■ GIVEN EXERCISE ■
Restate the data word for word and leave the images out.

** Start of INFORMATION SUPPLIED **

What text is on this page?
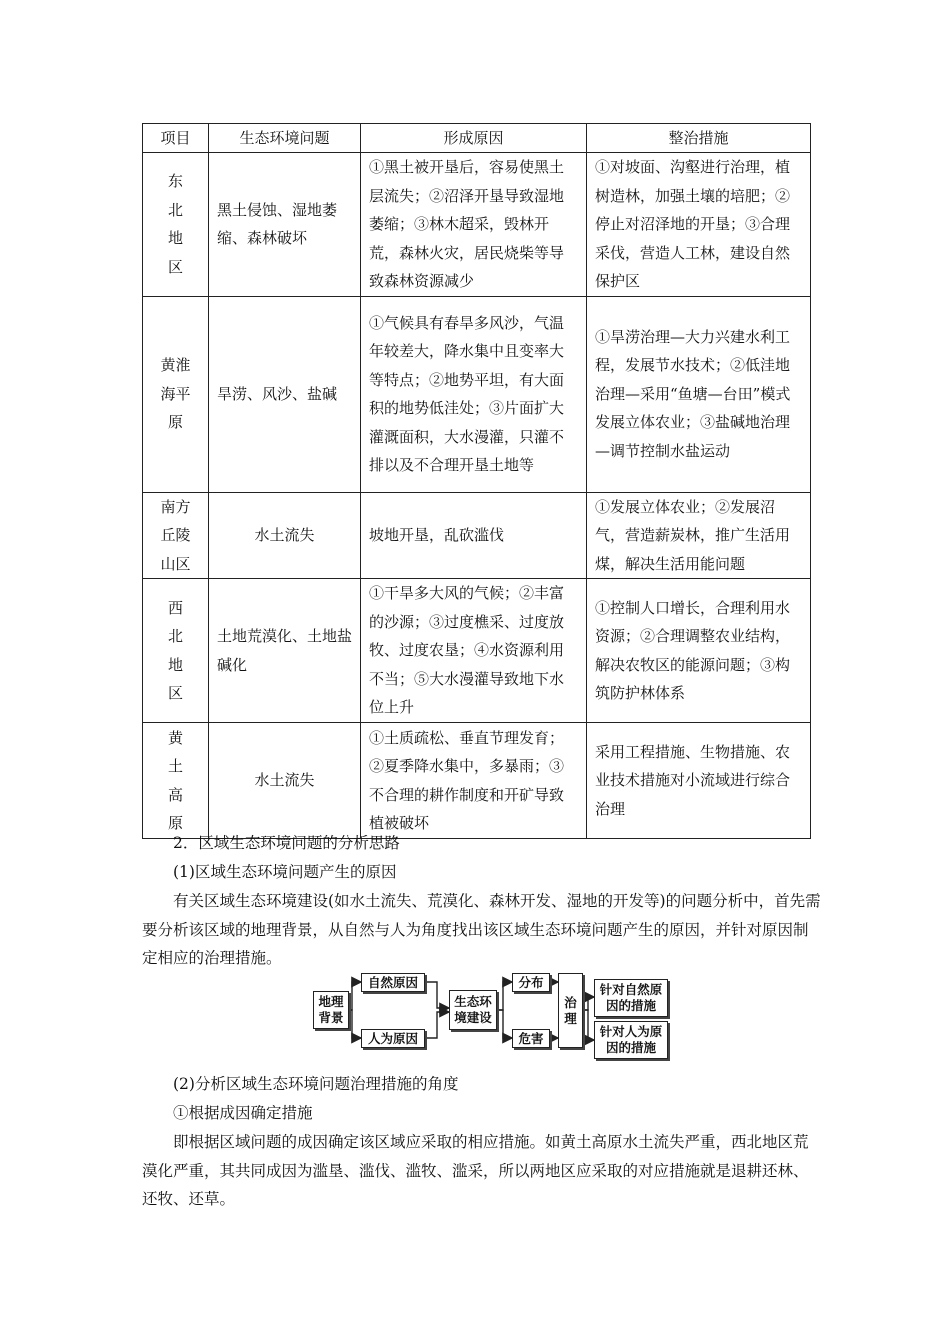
项目	生态环境问题	形成原因	整治措施

东
北
地
区	黑土侵蚀、湿地萎缩、森林破坏	①黑土被开垦后，容易使黑土层流失；②沼泽开垦导致湿地萎缩；③林木超采，毁林开荒，森林火灾，居民烧柴等导致森林资源减少	①对坡面、沟壑进行治理，植树造林，加强土壤的培肥；②停止对沼泽地的开垦；③合理采伐，营造人工林，建设自然保护区

黄淮
海平
原	旱涝、风沙、盐碱	①气候具有春旱多风沙，气温年较差大，降水集中且变率大等特点；②地势平坦，有大面积的地势低洼处；③片面扩大灌溉面积，大水漫灌，只灌不排以及不合理开垦土地等	①旱涝治理—大力兴建水利工程，发展节水技术；②低洼地治理—采用“鱼塘—台田”模式发展立体农业；③盐碱地治理—调节控制水盐运动

南方
丘陵
山区	水土流失	坡地开垦，乱砍滥伐	①发展立体农业；②发展沼气，营造薪炭林，推广生活用煤，解决生活用能问题

西
北
地
区	土地荒漠化、土地盐碱化	①干旱多大风的气候；②丰富的沙源；③过度樵采、过度放牧、过度农垦；④水资源利用不当；⑤大水漫灌导致地下水位上升	①控制人口增长，合理利用水资源；②合理调整农业结构，解决农牧区的能源问题；③构筑防护林体系

黄
土
高
原	水土流失	①土质疏松、垂直节理发育；②夏季降水集中，多暴雨；③不合理的耕作制度和开矿导致植被破坏	采用工程措施、生物措施、农业技术措施对小流域进行综合治理
2．区域生态环境问题的分析思路
(1)区域生态环境问题产生的原因
有关区域生态环境建设(如水土流失、荒漠化、森林开发、湿地的开发等)的问题分析中，首先需要分析该区域的地理背景，从自然与人为角度找出该区域生态环境问题产生的原因，并针对原因制定相应的治理措施。
地理背景
自然原因
人为原因
生态环境建设
分布
危害
治理
针对自然原因的措施
针对人为原因的措施
(2)分析区域生态环境问题治理措施的角度
①根据成因确定措施
即根据区域问题的成因确定该区域应采取的相应措施。如黄土高原水土流失严重，西北地区荒漠化严重，其共同成因为滥垦、滥伐、滥牧、滥采，所以两地区应采取的对应措施就是退耕还林、还牧、还草。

** End of INFORMATION SUPPLIED **

■ ANSWER TO THE PROBLEM ■
What text is on this page?
项目	生态环境问题	形成原因	整治措施

东
北
地
区	黑土侵蚀、湿地萎缩、森林破坏	①黑土被开垦后，容易使黑土层流失；②沼泽开垦导致湿地萎缩；③林木超采，毁林开荒，森林火灾，居民烧柴等导致森林资源减少	①对坡面、沟壑进行治理，植树造林，加强土壤的培肥；②停止对沼泽地的开垦；③合理采伐，营造人工林，建设自然保护区

黄淮
海平
原	旱涝、风沙、盐碱	①气候具有春旱多风沙，气温年较差大，降水集中且变率大等特点；②地势平坦，有大面积的地势低洼处；③片面扩大灌溉面积，大水漫灌，只灌不排以及不合理开垦土地等	①旱涝治理—大力兴建水利工程，发展节水技术；②低洼地治理—采用“鱼塘—台田”模式发展立体农业；③盐碱地治理—调节控制水盐运动

南方
丘陵
山区	水土流失	坡地开垦，乱砍滥伐	①发展立体农业；②发展沼气，营造薪炭林，推广生活用煤，解决生活用能问题

西
北
地
区	土地荒漠化、土地盐碱化	①干旱多大风的气候；②丰富的沙源；③过度樵采、过度放牧、过度农垦；④水资源利用不当；⑤大水漫灌导致地下水位上升	①控制人口增长，合理利用水资源；②合理调整农业结构，解决农牧区的能源问题；③构筑防护林体系

黄
土
高
原	水土流失	①土质疏松、垂直节理发育；②夏季降水集中，多暴雨；③不合理的耕作制度和开矿导致植被破坏	采用工程措施、生物措施、农业技术措施对小流域进行综合治理
2．区域生态环境问题的分析思路
(1)区域生态环境问题产生的原因
有关区域生态环境建设(如水土流失、荒漠化、森林开发、湿地的开发等)的问题分析中，首先需要分析该区域的地理背景，从自然与人为角度找出该区域生态环境问题产生的原因，并针对原因制定相应的治理措施。
地理背景
自然原因
人为原因
生态环境建设
分布
危害
治理
针对自然原因的措施
针对人为原因的措施
(2)分析区域生态环境问题治理措施的角度
①根据成因确定措施
即根据区域问题的成因确定该区域应采取的相应措施。如黄土高原水土流失严重，西北地区荒漠化严重，其共同成因为滥垦、滥伐、滥牧、滥采，所以两地区应采取的对应措施就是退耕还林、还牧、还草。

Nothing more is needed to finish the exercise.